### Materials provided
# # # # # # #

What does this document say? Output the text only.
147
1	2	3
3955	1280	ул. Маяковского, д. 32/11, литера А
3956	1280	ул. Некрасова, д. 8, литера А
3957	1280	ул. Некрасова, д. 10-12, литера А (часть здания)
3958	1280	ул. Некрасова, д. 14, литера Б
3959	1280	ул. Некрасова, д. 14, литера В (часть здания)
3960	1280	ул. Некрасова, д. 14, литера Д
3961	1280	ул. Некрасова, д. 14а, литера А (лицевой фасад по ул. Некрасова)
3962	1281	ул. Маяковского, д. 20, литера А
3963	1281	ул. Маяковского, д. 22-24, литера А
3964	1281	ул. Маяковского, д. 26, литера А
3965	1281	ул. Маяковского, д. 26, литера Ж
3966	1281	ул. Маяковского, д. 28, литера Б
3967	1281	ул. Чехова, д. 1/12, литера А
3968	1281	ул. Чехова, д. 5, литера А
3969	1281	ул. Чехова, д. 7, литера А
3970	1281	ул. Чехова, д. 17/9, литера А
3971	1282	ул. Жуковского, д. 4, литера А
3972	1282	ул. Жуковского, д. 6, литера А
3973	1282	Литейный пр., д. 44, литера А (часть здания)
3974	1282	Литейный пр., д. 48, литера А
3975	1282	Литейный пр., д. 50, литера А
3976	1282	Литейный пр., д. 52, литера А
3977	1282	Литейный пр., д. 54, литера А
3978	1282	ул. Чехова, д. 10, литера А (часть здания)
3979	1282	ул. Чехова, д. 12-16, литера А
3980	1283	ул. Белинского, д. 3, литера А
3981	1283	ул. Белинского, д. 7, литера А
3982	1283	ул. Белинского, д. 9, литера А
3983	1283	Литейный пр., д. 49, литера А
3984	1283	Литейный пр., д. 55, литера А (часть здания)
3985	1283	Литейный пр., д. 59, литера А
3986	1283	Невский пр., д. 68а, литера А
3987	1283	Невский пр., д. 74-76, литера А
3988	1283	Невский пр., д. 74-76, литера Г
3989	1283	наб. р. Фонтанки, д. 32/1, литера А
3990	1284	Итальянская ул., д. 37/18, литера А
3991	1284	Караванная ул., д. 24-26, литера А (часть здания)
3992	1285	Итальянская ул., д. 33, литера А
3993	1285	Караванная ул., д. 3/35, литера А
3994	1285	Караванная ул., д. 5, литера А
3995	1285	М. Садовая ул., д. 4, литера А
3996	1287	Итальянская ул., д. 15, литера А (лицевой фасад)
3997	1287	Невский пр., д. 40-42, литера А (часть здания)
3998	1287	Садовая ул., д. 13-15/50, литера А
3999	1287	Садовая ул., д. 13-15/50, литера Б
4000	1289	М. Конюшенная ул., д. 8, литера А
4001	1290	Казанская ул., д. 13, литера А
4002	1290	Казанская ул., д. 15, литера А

# # # # # # #

### Work to be completed
Pick out lines containing the word "Белинского", each one as written.

### Exercise solution
3980	1283	ул. Белинского, д. 3, литера А
3981	1283	ул. Белинского, д. 7, литера А
3982	1283	ул. Белинского, д. 9, литера А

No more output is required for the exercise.